== Görev a ==
Kayıtlarda "radio-son-10-gun[interactable] [191,134,202,145]" geçen satırdan başlayıp "baslangic-sira-input[interactable] [124,193,255,210]" geçen satıra kadar uzanan satırlarda (iki uç da dahil) "item-name" ifadesini "kalem-adi" ile değiştir. Yalnızca bu satırları ver ve geri kalan her şeyi olduğu gibi bırak.

== Kaynak ==

Türkiye'nin en iyi haber sitesi
PELİN KAYA

Cannes ‘Türk’ Film Festivali

77.Cannes Film Festivali saymayı bıraktıracak kadar fazla Türk ünlüyü ağırladı. Daha birkaç yıl evveline kadar "Uluslararası festivallerin kırmızı halılarında neden bizden kimseleri görmüyoruz?" diye hayıflanırken bugün gelinen nokta inanılacam gibi değil...
Ancak ne yazık ki bu durum "Cannes'da neden bu kadar çok Türk var?" diyenlerin eleştirilerine neden oldu...
Bizler kırmızı halıda yıldız isimleri görürüz ama festivalin asıl yıldızları hep dev markalardır. Lüks mücevher markalarının, moda evlerinin, yiyecek-içecek sektörünün, kırmızı halıya taşıyan araba markalarının, saç, makyaj, saat ve daha nice farklı sektörden tonlarca markanın rakipleriyle çarpıştığı çok süslü bir arenadır Cannes. İşbirliği, sözleşmesi, vakti, parası, hırsı, hedefi olan herkese de açıktır. Her sene Cannes Meryem Uzerli ile başlar, bir mücevher ya da dondurma markasının yüzü olanları da görür festival bizim için bitmiş olurdu.
Geçen sene festivalde Merve Dizdar'ın en büyük ödüllerden biri olan En İyi Kadın Oyuncu ödülünü kazanması, bu sene yaşanan durumun ana nedeni...
Görünen o ki; Türk oyuncular kış mevsimini işbirliği kovalamakla geçirmiş. Kulağıma gelen son haberlere göre bazı oyuncular markalarla imzaladıkları sözleşmelere mutlaka "Cannes Film Festivali'nde ağırlanacak ve kırmızı halıda yürümesi sağlanacaktır" maddesini ekletiyormuş.

== Görev b ==
Cannes Film Festivali yazısını hiçbir değişiklik yapmadan baştan sona döndür.

== Veri Kayıtları ==
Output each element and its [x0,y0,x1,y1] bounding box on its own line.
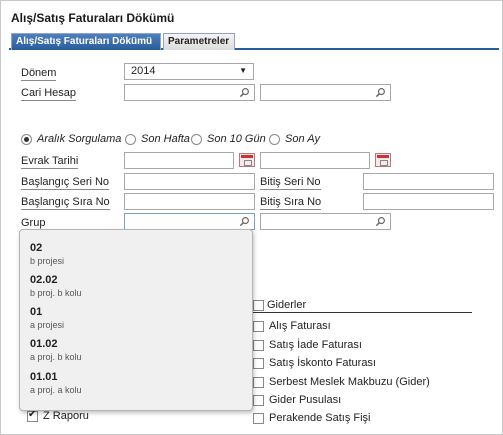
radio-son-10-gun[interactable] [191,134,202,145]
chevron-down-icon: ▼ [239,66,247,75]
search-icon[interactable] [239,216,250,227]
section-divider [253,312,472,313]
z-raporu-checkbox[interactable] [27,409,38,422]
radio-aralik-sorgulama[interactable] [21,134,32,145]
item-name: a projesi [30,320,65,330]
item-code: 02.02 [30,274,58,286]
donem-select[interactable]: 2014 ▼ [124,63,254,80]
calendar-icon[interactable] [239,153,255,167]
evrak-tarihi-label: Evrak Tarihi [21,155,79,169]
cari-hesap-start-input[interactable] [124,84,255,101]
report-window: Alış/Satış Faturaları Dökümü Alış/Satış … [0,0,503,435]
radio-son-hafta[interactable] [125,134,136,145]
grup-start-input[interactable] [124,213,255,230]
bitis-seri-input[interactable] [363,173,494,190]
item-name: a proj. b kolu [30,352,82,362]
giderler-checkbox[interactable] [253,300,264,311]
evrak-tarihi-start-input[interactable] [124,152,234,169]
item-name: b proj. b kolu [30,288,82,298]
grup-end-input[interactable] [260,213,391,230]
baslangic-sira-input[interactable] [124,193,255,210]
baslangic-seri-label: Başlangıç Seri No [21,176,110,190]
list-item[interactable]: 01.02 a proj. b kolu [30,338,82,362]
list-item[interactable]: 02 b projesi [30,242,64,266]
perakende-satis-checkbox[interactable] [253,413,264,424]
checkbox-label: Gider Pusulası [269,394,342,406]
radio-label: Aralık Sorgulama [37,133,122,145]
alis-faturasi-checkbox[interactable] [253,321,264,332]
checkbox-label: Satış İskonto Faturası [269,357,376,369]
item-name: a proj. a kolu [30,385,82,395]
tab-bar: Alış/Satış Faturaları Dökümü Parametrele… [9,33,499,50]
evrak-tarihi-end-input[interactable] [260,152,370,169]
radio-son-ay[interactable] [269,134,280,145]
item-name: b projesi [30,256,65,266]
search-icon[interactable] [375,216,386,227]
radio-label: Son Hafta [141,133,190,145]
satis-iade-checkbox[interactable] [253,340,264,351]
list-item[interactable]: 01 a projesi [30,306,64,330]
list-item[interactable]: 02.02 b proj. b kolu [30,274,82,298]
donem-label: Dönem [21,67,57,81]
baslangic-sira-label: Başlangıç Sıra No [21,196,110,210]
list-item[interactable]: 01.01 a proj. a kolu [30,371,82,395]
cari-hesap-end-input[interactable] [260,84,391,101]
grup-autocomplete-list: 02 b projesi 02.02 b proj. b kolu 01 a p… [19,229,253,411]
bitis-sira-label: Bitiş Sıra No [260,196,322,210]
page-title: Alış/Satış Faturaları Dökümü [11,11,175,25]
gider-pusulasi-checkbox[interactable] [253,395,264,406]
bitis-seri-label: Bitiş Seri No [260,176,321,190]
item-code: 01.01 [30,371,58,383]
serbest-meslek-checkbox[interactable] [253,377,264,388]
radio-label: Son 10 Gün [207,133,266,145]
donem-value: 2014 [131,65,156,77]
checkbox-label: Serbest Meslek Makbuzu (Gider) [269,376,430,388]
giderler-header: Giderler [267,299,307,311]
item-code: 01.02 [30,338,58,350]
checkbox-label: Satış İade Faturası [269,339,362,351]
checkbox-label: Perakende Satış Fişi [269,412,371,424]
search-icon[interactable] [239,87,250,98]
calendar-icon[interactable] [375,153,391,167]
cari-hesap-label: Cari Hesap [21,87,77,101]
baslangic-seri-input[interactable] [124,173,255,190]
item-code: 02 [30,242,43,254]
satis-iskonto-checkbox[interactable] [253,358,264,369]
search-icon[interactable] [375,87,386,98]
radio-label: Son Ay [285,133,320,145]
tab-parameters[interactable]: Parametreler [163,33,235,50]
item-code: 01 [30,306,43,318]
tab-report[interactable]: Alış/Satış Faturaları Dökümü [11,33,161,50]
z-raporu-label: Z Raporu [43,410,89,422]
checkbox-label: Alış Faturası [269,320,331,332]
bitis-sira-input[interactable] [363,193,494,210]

== Çözüm a ==
radio-son-10-gun[interactable] [191,134,202,145]
chevron-down-icon: ▼ [239,66,247,75]
search-icon[interactable] [239,216,250,227]
section-divider [253,312,472,313]
z-raporu-checkbox[interactable] [27,409,38,422]
radio-aralik-sorgulama[interactable] [21,134,32,145]
kalem-adi: a projesi [30,320,65,330]
item-code: 02.02 [30,274,58,286]
donem-select[interactable]: 2014 ▼ [124,63,254,80]
calendar-icon[interactable] [239,153,255,167]
evrak-tarihi-label: Evrak Tarihi [21,155,79,169]
cari-hesap-start-input[interactable] [124,84,255,101]
report-window: Alış/Satış Faturaları Dökümü Alış/Satış … [0,0,503,435]
radio-son-hafta[interactable] [125,134,136,145]
grup-start-input[interactable] [124,213,255,230]
bitis-seri-input[interactable] [363,173,494,190]
kalem-adi: a proj. b kolu [30,352,82,362]
giderler-checkbox[interactable] [253,300,264,311]
evrak-tarihi-start-input[interactable] [124,152,234,169]
kalem-adi: b proj. b kolu [30,288,82,298]
grup-end-input[interactable] [260,213,391,230]
baslangic-sira-input[interactable] [124,193,255,210]

== Çözüm b ==
Türkiye'nin en iyi haber sitesi
PELİN KAYA

Cannes ‘Türk’ Film Festivali

77.Cannes Film Festivali saymayı bıraktıracak kadar fazla Türk ünlüyü ağırladı. Daha birkaç yıl evveline kadar "Uluslararası festivallerin kırmızı halılarında neden bizden kimseleri görmüyoruz?" diye hayıflanırken bugün gelinen nokta inanılacam gibi değil...
Ancak ne yazık ki bu durum "Cannes'da neden bu kadar çok Türk var?" diyenlerin eleştirilerine neden oldu...
Bizler kırmızı halıda yıldız isimleri görürüz ama festivalin asıl yıldızları hep dev markalardır. Lüks mücevher markalarının, moda evlerinin, yiyecek-içecek sektörünün, kırmızı halıya taşıyan araba markalarının, saç, makyaj, saat ve daha nice farklı sektörden tonlarca markanın rakipleriyle çarpıştığı çok süslü bir arenadır Cannes. İşbirliği, sözleşmesi, vakti, parası, hırsı, hedefi olan herkese de açıktır. Her sene Cannes Meryem Uzerli ile başlar, bir mücevher ya da dondurma markasının yüzü olanları da görür festival bizim için bitmiş olurdu.
Geçen sene festivalde Merve Dizdar'ın en büyük ödüllerden biri olan En İyi Kadın Oyuncu ödülünü kazanması, bu sene yaşanan durumun ana nedeni...
Görünen o ki; Türk oyuncular kış mevsimini işbirliği kovalamakla geçirmiş. Kulağıma gelen son haberlere göre bazı oyuncular markalarla imzaladıkları sözleşmelere mutlaka "Cannes Film Festivali'nde ağırlanacak ve kırmızı halıda yürümesi sağlanacaktır" maddesini ekletiyormuş.